The request →
Each line of the material below that holds the word "this" needs to be copied.

++++++++

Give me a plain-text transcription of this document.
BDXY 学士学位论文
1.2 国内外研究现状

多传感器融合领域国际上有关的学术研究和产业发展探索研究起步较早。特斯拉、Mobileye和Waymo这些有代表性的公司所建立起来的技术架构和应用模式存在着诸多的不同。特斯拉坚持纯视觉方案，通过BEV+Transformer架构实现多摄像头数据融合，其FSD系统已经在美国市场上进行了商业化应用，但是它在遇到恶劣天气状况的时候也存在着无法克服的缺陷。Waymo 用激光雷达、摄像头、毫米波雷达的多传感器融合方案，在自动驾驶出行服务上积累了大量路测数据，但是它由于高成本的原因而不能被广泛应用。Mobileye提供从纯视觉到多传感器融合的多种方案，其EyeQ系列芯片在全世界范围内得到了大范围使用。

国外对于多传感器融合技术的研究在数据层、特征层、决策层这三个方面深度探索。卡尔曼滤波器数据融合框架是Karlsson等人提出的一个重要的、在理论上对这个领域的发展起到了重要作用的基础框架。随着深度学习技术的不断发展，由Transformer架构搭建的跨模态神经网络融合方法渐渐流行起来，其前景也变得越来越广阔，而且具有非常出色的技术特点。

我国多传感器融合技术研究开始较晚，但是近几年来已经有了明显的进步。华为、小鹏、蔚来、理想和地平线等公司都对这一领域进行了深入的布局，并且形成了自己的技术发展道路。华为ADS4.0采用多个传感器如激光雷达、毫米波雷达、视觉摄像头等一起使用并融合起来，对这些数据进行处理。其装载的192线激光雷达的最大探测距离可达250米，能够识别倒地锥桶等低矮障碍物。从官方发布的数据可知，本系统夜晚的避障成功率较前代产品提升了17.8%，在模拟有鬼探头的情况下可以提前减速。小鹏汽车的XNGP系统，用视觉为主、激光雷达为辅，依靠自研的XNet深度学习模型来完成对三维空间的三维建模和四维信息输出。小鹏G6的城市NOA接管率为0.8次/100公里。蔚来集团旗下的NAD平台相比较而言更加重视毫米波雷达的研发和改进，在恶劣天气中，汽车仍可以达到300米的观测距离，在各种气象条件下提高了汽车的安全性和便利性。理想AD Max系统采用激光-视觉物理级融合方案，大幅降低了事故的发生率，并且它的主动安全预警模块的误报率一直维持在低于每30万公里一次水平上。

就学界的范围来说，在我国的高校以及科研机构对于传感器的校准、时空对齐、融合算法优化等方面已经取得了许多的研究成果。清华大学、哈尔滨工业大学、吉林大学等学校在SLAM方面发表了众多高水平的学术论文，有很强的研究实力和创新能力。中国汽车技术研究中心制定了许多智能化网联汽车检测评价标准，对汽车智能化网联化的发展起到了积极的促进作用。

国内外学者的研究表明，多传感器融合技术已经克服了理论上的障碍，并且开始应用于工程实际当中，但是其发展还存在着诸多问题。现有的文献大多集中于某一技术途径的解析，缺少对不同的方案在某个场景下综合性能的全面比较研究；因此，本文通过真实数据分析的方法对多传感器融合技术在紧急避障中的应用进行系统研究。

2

++++++++

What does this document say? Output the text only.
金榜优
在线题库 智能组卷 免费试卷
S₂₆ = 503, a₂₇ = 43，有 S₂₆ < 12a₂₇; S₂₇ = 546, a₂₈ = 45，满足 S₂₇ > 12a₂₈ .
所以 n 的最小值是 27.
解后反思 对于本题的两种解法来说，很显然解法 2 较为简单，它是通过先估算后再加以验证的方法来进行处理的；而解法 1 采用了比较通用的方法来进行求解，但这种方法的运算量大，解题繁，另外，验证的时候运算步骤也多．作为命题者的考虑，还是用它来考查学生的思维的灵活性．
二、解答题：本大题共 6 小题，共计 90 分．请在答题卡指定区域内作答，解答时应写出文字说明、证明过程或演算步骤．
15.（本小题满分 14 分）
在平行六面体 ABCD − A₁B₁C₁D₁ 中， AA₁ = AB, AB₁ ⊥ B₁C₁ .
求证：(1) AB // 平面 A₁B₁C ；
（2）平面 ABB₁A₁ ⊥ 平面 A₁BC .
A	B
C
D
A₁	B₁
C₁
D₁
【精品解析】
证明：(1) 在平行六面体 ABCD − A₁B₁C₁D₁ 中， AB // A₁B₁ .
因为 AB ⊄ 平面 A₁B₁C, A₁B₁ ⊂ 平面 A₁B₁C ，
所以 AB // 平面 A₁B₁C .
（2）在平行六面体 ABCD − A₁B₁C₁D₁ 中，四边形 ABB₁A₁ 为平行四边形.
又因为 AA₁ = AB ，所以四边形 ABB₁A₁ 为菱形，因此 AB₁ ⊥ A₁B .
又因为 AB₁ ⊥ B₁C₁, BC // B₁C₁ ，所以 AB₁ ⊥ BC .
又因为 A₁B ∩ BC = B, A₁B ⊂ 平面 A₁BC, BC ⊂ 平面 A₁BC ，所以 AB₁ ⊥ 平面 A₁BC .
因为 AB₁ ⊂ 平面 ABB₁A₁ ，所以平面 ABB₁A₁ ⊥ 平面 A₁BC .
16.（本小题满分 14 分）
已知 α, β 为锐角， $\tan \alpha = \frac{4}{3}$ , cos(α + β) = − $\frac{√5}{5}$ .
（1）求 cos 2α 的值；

++++++++

Reply →
Give me a plain-text transcription of this document.
What does this document say? Output the text only.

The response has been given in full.